* **PROBLEM REQUIREMENTS**
Will you write out the data exactly, excluding every picture?

+++ EXCERPTED RECORDS

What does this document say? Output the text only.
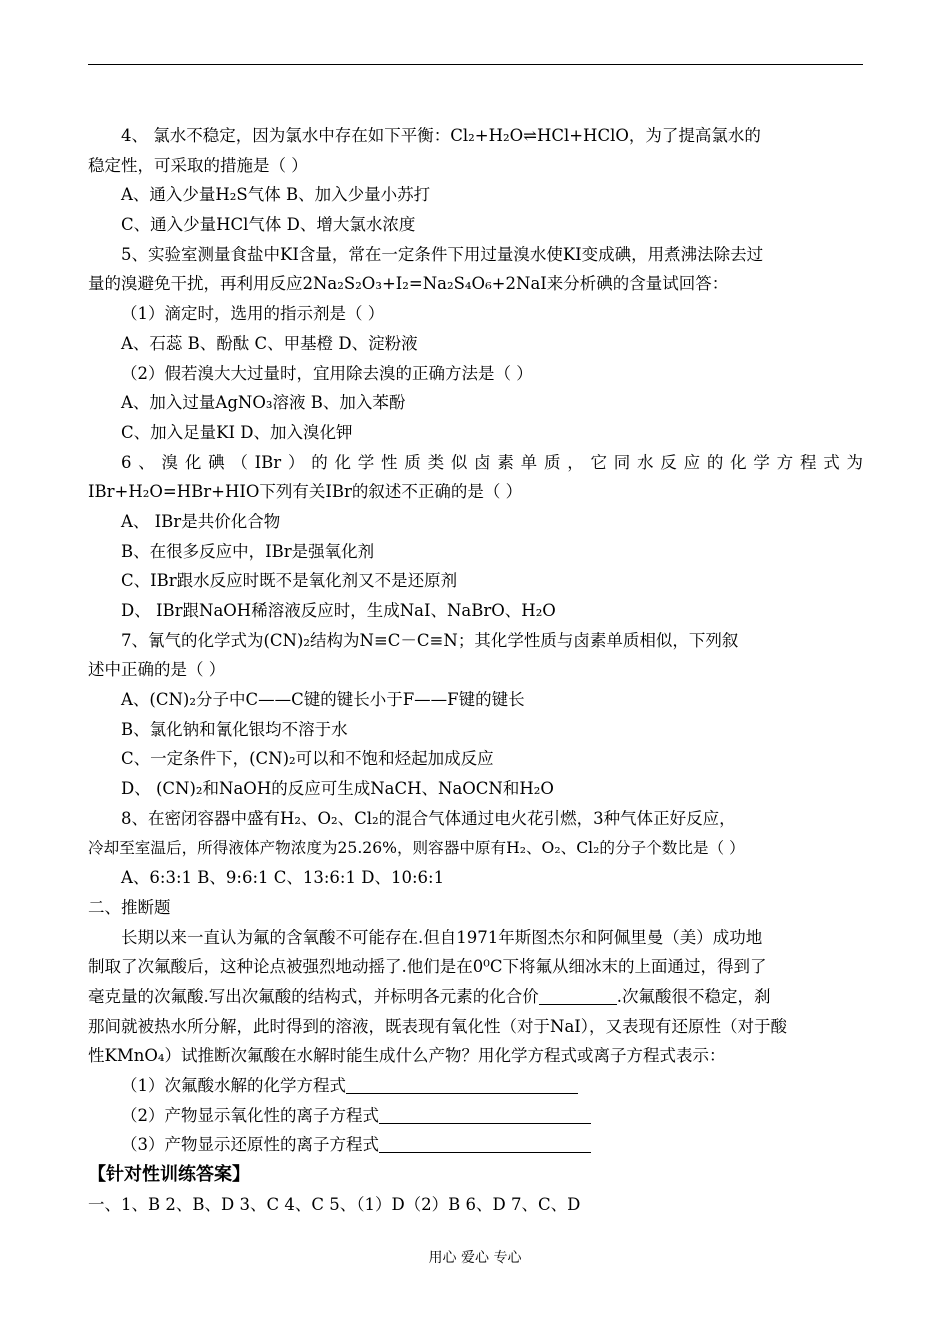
4、 氯水不稳定，因为氯水中存在如下平衡：Cl₂+H₂O⇌HCl+HClO，为了提高氯水的
稳定性，可采取的措施是（ ）
A、通入少量H₂S气体 B、加入少量小苏打
C、通入少量HCl气体 D、增大氯水浓度
5、实验室测量食盐中KI含量，常在一定条件下用过量溴水使KI变成碘，用煮沸法除去过
量的溴避免干扰，再利用反应2Na₂S₂O₃+I₂=Na₂S₄O₆+2NaI来分析碘的含量试回答：
（1）滴定时，选用的指示剂是（ ）
A、石蕊 B、酚酞 C、甲基橙 D、淀粉液
（2）假若溴大大过量时，宜用除去溴的正确方法是（ ）
A、加入过量AgNO₃溶液 B、加入苯酚
C、加入足量KI D、加入溴化钾
6、溴化碘（IBr）的化学性质类似卤素单质，它同水反应的化学方程式为
IBr+H₂O=HBr+HIO下列有关IBr的叙述不正确的是（ ）
A、 IBr是共价化合物
B、在很多反应中，IBr是强氧化剂
C、IBr跟水反应时既不是氧化剂又不是还原剂
D、 IBr跟NaOH稀溶液反应时，生成NaI、NaBrO、H₂O
7、氰气的化学式为(CN)₂结构为N≡C－C≡N；其化学性质与卤素单质相似，下列叙
述中正确的是（ ）
A、(CN)₂分子中C——C键的键长小于F——F键的键长
B、氯化钠和氰化银均不溶于水
C、一定条件下，(CN)₂可以和不饱和烃起加成反应
D、 (CN)₂和NaOH的反应可生成NaCH、NaOCN和H₂O
8、在密闭容器中盛有H₂、O₂、Cl₂的混合气体通过电火花引燃，3种气体正好反应，
冷却至室温后，所得液体产物浓度为25.26%，则容器中原有H₂、O₂、Cl₂的分子个数比是（ ）
A、6:3:1 B、9:6:1 C、13:6:1 D、10:6:1
二、推断题
长期以来一直认为氟的含氧酸不可能存在.但自1971年斯图杰尔和阿佩里曼（美）成功地
制取了次氟酸后，这种论点被强烈地动摇了.他们是在0⁰C下将氟从细冰末的上面通过，得到了
毫克量的次氟酸.写出次氟酸的结构式，并标明各元素的化合价	.次氟酸很不稳定，刹
那间就被热水所分解，此时得到的溶液，既表现有氧化性（对于NaI），又表现有还原性（对于酸
性KMnO₄）试推断次氟酸在水解时能生成什么产物？用化学方程式或离子方程式表示：
（1）次氟酸水解的化学方程式
（2）产物显示氧化性的离子方程式
（3）产物显示还原性的离子方程式
【针对性训练答案】
一、1、B 2、B、D 3、C 4、C 5、（1）D（2）B 6、D 7、C、D
用心 爱心 专心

++++++

* **RESULT BELOW**
What does this document say? Output the text only.
4、 氯水不稳定，因为氯水中存在如下平衡：Cl₂+H₂O⇌HCl+HClO，为了提高氯水的
稳定性，可采取的措施是（ ）
A、通入少量H₂S气体 B、加入少量小苏打
C、通入少量HCl气体 D、增大氯水浓度
5、实验室测量食盐中KI含量，常在一定条件下用过量溴水使KI变成碘，用煮沸法除去过
量的溴避免干扰，再利用反应2Na₂S₂O₃+I₂=Na₂S₄O₆+2NaI来分析碘的含量试回答：
（1）滴定时，选用的指示剂是（ ）
A、石蕊 B、酚酞 C、甲基橙 D、淀粉液
（2）假若溴大大过量时，宜用除去溴的正确方法是（ ）
A、加入过量AgNO₃溶液 B、加入苯酚
C、加入足量KI D、加入溴化钾
6、溴化碘（IBr）的化学性质类似卤素单质，它同水反应的化学方程式为
IBr+H₂O=HBr+HIO下列有关IBr的叙述不正确的是（ ）
A、 IBr是共价化合物
B、在很多反应中，IBr是强氧化剂
C、IBr跟水反应时既不是氧化剂又不是还原剂
D、 IBr跟NaOH稀溶液反应时，生成NaI、NaBrO、H₂O
7、氰气的化学式为(CN)₂结构为N≡C－C≡N；其化学性质与卤素单质相似，下列叙
述中正确的是（ ）
A、(CN)₂分子中C——C键的键长小于F——F键的键长
B、氯化钠和氰化银均不溶于水
C、一定条件下，(CN)₂可以和不饱和烃起加成反应
D、 (CN)₂和NaOH的反应可生成NaCH、NaOCN和H₂O
8、在密闭容器中盛有H₂、O₂、Cl₂的混合气体通过电火花引燃，3种气体正好反应，
冷却至室温后，所得液体产物浓度为25.26%，则容器中原有H₂、O₂、Cl₂的分子个数比是（ ）
A、6:3:1 B、9:6:1 C、13:6:1 D、10:6:1
二、推断题
长期以来一直认为氟的含氧酸不可能存在.但自1971年斯图杰尔和阿佩里曼（美）成功地
制取了次氟酸后，这种论点被强烈地动摇了.他们是在0⁰C下将氟从细冰末的上面通过，得到了
毫克量的次氟酸.写出次氟酸的结构式，并标明各元素的化合价	.次氟酸很不稳定，刹
那间就被热水所分解，此时得到的溶液，既表现有氧化性（对于NaI），又表现有还原性（对于酸
性KMnO₄）试推断次氟酸在水解时能生成什么产物？用化学方程式或离子方程式表示：
（1）次氟酸水解的化学方程式
（2）产物显示氧化性的离子方程式
（3）产物显示还原性的离子方程式
【针对性训练答案】
一、1、B 2、B、D 3、C 4、C 5、（1）D（2）B 6、D 7、C、D
用心 爱心 专心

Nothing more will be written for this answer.